* start Information shown *

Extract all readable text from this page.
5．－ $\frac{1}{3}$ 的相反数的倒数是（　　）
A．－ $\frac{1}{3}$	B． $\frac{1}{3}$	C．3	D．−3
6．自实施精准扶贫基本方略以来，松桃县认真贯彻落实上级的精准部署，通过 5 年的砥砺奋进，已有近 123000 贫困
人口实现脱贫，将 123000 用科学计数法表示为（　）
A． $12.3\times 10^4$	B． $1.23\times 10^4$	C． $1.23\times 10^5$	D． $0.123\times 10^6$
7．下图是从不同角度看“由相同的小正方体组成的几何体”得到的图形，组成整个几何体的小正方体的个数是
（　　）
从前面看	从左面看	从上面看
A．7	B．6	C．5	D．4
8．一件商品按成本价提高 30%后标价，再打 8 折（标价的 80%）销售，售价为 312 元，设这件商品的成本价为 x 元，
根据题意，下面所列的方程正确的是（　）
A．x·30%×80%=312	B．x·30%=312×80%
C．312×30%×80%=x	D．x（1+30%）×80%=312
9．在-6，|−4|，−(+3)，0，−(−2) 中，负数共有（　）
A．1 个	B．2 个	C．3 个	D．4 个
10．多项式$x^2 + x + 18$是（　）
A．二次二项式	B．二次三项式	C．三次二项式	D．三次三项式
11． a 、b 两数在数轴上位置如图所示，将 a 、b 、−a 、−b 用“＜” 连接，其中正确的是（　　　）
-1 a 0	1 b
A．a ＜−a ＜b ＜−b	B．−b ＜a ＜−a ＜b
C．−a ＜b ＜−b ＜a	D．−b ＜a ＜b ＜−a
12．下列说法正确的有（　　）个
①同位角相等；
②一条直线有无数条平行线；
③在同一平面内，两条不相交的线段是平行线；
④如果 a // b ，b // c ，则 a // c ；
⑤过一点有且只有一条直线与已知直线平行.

* end Information shown *

## Short problem:
Your task is to output all of the data above word for word.

## Final result:
Extract all readable text from this page.
5．－ $\frac{1}{3}$ 的相反数的倒数是（　　）
A．－ $\frac{1}{3}$	B． $\frac{1}{3}$	C．3	D．−3
6．自实施精准扶贫基本方略以来，松桃县认真贯彻落实上级的精准部署，通过 5 年的砥砺奋进，已有近 123000 贫困
人口实现脱贫，将 123000 用科学计数法表示为（　）
A． $12.3\times 10^4$	B． $1.23\times 10^4$	C． $1.23\times 10^5$	D． $0.123\times 10^6$
7．下图是从不同角度看“由相同的小正方体组成的几何体”得到的图形，组成整个几何体的小正方体的个数是
（　　）
从前面看	从左面看	从上面看
A．7	B．6	C．5	D．4
8．一件商品按成本价提高 30%后标价，再打 8 折（标价的 80%）销售，售价为 312 元，设这件商品的成本价为 x 元，
根据题意，下面所列的方程正确的是（　）
A．x·30%×80%=312	B．x·30%=312×80%
C．312×30%×80%=x	D．x（1+30%）×80%=312
9．在-6，|−4|，−(+3)，0，−(−2) 中，负数共有（　）
A．1 个	B．2 个	C．3 个	D．4 个
10．多项式$x^2 + x + 18$是（　）
A．二次二项式	B．二次三项式	C．三次二项式	D．三次三项式
11． a 、b 两数在数轴上位置如图所示，将 a 、b 、−a 、−b 用“＜” 连接，其中正确的是（　　　）
-1 a 0	1 b
A．a ＜−a ＜b ＜−b	B．−b ＜a ＜−a ＜b
C．−a ＜b ＜−b ＜a	D．−b ＜a ＜b ＜−a
12．下列说法正确的有（　　）个
①同位角相等；
②一条直线有无数条平行线；
③在同一平面内，两条不相交的线段是平行线；
④如果 a // b ，b // c ，则 a // c ；
⑤过一点有且只有一条直线与已知直线平行.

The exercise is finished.